EXERCISE DIRECTIONS.
Return every line from the records below in which the word "patients" is found.

Text content records for pages:
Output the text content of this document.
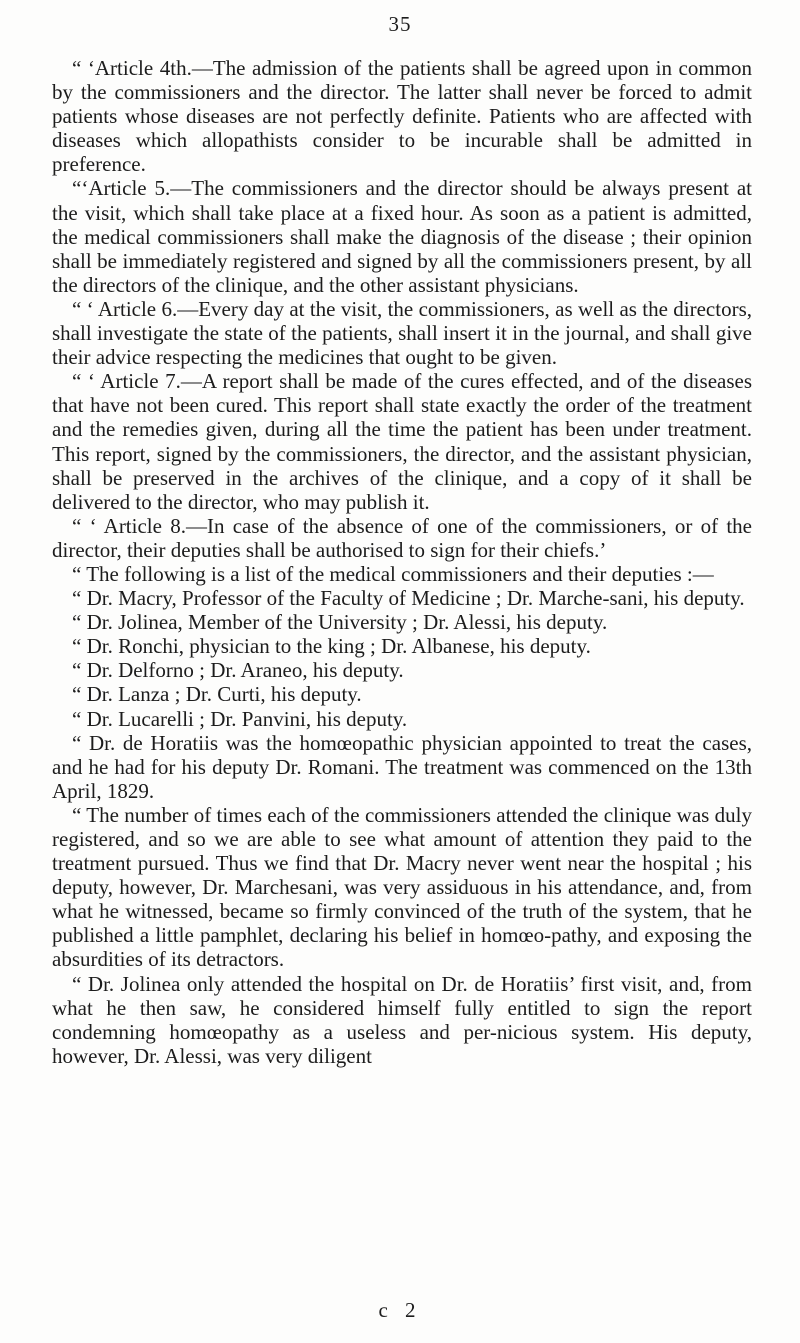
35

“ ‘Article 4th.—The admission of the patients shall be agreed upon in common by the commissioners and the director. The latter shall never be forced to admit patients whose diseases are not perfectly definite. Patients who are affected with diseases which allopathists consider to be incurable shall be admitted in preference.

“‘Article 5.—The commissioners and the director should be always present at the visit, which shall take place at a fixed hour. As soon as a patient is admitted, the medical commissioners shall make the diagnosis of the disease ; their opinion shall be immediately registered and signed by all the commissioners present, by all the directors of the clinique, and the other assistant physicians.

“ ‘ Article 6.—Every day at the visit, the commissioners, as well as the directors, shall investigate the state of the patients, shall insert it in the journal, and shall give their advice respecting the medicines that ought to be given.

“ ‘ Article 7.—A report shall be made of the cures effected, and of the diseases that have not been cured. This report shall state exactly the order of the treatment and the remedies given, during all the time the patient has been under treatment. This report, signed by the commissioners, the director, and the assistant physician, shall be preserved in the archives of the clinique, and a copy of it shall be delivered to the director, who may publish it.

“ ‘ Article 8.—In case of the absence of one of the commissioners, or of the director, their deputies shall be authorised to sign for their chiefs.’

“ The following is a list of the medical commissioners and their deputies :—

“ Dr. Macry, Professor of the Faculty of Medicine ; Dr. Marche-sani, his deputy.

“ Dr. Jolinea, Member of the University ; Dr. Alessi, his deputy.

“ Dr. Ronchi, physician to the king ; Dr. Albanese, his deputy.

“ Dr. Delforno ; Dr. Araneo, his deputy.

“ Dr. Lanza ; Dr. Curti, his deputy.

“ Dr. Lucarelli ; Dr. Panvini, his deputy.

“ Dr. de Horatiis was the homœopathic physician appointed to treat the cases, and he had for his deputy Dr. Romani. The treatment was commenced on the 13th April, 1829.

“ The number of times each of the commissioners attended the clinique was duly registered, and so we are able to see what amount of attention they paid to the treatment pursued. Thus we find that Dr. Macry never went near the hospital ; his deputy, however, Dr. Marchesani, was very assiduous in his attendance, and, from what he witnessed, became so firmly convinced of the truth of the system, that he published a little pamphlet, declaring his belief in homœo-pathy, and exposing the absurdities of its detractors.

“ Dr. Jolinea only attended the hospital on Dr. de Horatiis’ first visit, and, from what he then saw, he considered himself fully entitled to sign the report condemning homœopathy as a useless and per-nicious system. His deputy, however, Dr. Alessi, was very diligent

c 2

WRITTEN ANSWER.
“ ‘Article 4th.—The admission of the patients shall be agreed upon in common by the commissioners and the director. The latter shall never be forced to admit patients whose diseases are not perfectly definite. Patients who are affected with diseases which allopathists consider to be incurable shall be admitted in preference.
“ ‘ Article 6.—Every day at the visit, the commissioners, as well as the directors, shall investigate the state of the patients, shall insert it in the journal, and shall give their advice respecting the medicines that ought to be given.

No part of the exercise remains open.